I Dreamt of a Dragon is the sixth official studio album by Serbian industrial group dreDDup. I Dreamt of a Dragon came as a surprise to their fans, with the band abandoning their aggressive style of music and going to a more electronic and commercial sound. It was recorded during the period 2013–2014 in DURU studio. The complete production and studio mastering/mixing was done by miKKa. The story about this album goes around new beginning after Nautilus story finished. The light after darkness is the main motive for dreDDup. Album cover was created by artists Blanka Pavlović and Bojana Jarošenko. This album also included guest musicians such as Mar2tA of Zbogom Brus Li , Dario Seraval of Borghesia and actress Ljuma Penov. Album is still waiting for a record deal.

* **Exercise task 1**:
Quote the records starting with the line that contains "path: /trunk/DEMO9S12XEP100_C_Demo/C_Layout.hw… [42,377,323,391]" and going on through the line that contains "scroll-down-icon[interactable] [618,404,626,409]".
The text and the records are unrelated pieces of material.

Page element annotations:
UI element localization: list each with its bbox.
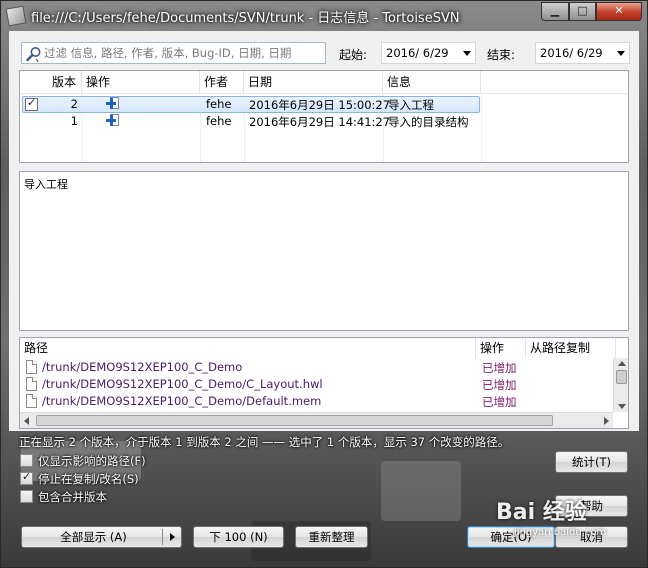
path: /trunk/DEMO9S12XEP100_C_Demo/C_Layout.hw… [42,377,323,391]
column-header-message[interactable]: 信息 [383,71,481,93]
title-bar[interactable]: file:///C:/Users/fehe/Documents/SVN/trun… [1,1,647,31]
close-button[interactable]: ✕ [596,2,642,21]
dropdown-arrow-icon[interactable] [170,533,175,541]
option-label: 包含合并版本 [38,490,107,504]
scroll-left-icon[interactable] [24,417,29,425]
log-row[interactable]: 2 fehe 2016年6月29日 15:00:27 导入工程 [20,96,620,113]
chevron-down-icon[interactable] [617,51,625,56]
column-header-author[interactable]: 作者 [200,71,244,93]
scroll-down-icon[interactable] [618,404,626,409]
dialog-client-area: 起始: 2016/ 6/29 结束: 2016/ 6/29 版本 操作 作者 日… [9,31,639,431]
window-title: file:///C:/Users/fehe/Documents/SVN/trun… [31,11,460,26]
maximize-button[interactable]: □ [569,2,596,21]
to-date-picker[interactable]: 2016/ 6/29 [535,42,630,64]
column-header-action[interactable]: 操作 [82,71,200,93]
statistics-button[interactable]: 统计(T) [555,451,628,473]
scroll-thumb[interactable] [36,415,553,426]
refresh-button[interactable]: 重新整理 [295,526,368,548]
path: /trunk/DEMO9S12XEP100_C_Demo [42,360,243,374]
column-header-path-action[interactable]: 操作 [476,338,526,358]
added-action-icon [106,114,120,128]
tortoisesvn-app-icon [5,5,27,27]
file-icon [26,377,37,391]
scroll-thumb[interactable] [616,370,627,384]
path-action: 已增加 [482,361,517,375]
revision-number: 1 [70,114,78,128]
column-header-revision[interactable]: 版本 [20,71,82,93]
show-all-button[interactable]: 全部显示 (A) [21,526,182,548]
path-row[interactable]: /trunk/DEMO9S12XEP100_C_Demo/Default.mem… [20,393,616,410]
author: fehe [206,114,232,128]
horizontal-scrollbar[interactable] [20,412,613,428]
added-action-icon [106,97,120,111]
column-header-date[interactable]: 日期 [244,71,383,93]
changed-paths-table[interactable]: 路径 操作 从路径复制 /trunk/DEMO9S12XEP100_C_Demo… [19,337,629,429]
filter-field[interactable] [21,42,326,64]
column-header-path[interactable]: 路径 [20,338,476,358]
from-date-value: 2016/ 6/29 [386,46,449,60]
log-message-text: 导入工程 [24,178,68,191]
message: 导入的目录结构 [388,115,469,129]
date: 2016年6月29日 14:41:27 [249,115,391,129]
path-action: 已增加 [482,378,517,392]
log-message-pane[interactable]: 导入工程 [19,171,629,331]
revision-number: 2 [70,97,78,111]
checkbox[interactable] [20,490,33,503]
from-date-label: 起始: [339,48,368,62]
show-all-label: 全部显示 (A) [60,530,127,544]
search-icon[interactable] [26,46,42,62]
filter-input[interactable] [44,43,324,63]
to-date-value: 2016/ 6/29 [540,46,603,60]
file-icon [26,394,37,408]
from-date-picker[interactable]: 2016/ 6/29 [381,42,476,64]
watermark-url: jingyan.baidu.com [514,527,607,538]
minimize-button[interactable]: ▁ [541,2,569,21]
log-row[interactable]: 1 fehe 2016年6月29日 14:41:27 导入的目录结构 [20,113,620,130]
column-header-copied-from[interactable]: 从路径复制 [526,338,616,358]
checkbox[interactable] [20,454,33,467]
revision-log-table[interactable]: 版本 操作 作者 日期 信息 2 fehe 2016年6月29日 15:00:2… [19,70,629,163]
chevron-down-icon[interactable] [463,51,471,56]
date: 2016年6月29日 15:00:27 [249,98,391,112]
scroll-right-icon[interactable] [604,417,609,425]
row-checkbox[interactable] [25,96,38,111]
status-text: 正在显示 2 个版本，介于版本 1 到版本 2 之间 —— 选中了 1 个版本，… [19,435,510,449]
message: 导入工程 [388,98,434,112]
option-label: 仅显示影响的路径(F) [38,454,146,468]
scroll-up-icon[interactable] [618,361,626,366]
watermark-logo: Bai 经验 [496,500,587,525]
checkbox[interactable] [20,470,33,485]
log-dialog-window: file:///C:/Users/fehe/Documents/SVN/trun… [0,0,648,568]
path-action: 已增加 [482,395,517,409]
option-label: 停止在复制/改名(S) [38,472,139,486]
author: fehe [206,97,232,111]
vertical-scrollbar[interactable] [613,358,628,412]
path: /trunk/DEMO9S12XEP100_C_Demo/Default.mem [42,394,322,408]
path-row[interactable]: /trunk/DEMO9S12XEP100_C_Demo 已增加 [20,359,616,376]
path-row[interactable]: /trunk/DEMO9S12XEP100_C_Demo/C_Layout.hw… [20,376,616,393]
to-date-label: 结束: [487,48,516,62]
next-100-button[interactable]: 下 100 (N) [193,526,284,548]
file-icon [26,360,37,374]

* **Exercise task 2**:
In the text about the album I Dreamt of a Dragon, which artists created the album cover?

* **Answer 1**:
path: /trunk/DEMO9S12XEP100_C_Demo/C_Layout.hw… [42,377,323,391]
column-header-message[interactable]: 信息 [383,71,481,93]
title-bar[interactable]: file:///C:/Users/fehe/Documents/SVN/trun… [1,1,647,31]
close-button[interactable]: ✕ [596,2,642,21]
dropdown-arrow-icon[interactable] [170,533,175,541]
option-label: 包含合并版本 [38,490,107,504]
scroll-left-icon[interactable] [24,417,29,425]
log-row[interactable]: 2 fehe 2016年6月29日 15:00:27 导入工程 [20,96,620,113]
chevron-down-icon[interactable] [617,51,625,56]
column-header-author[interactable]: 作者 [200,71,244,93]
scroll-down-icon[interactable] [618,404,626,409]

* **Answer 2**:
Blanka Pavlović and Bojana Jarošenko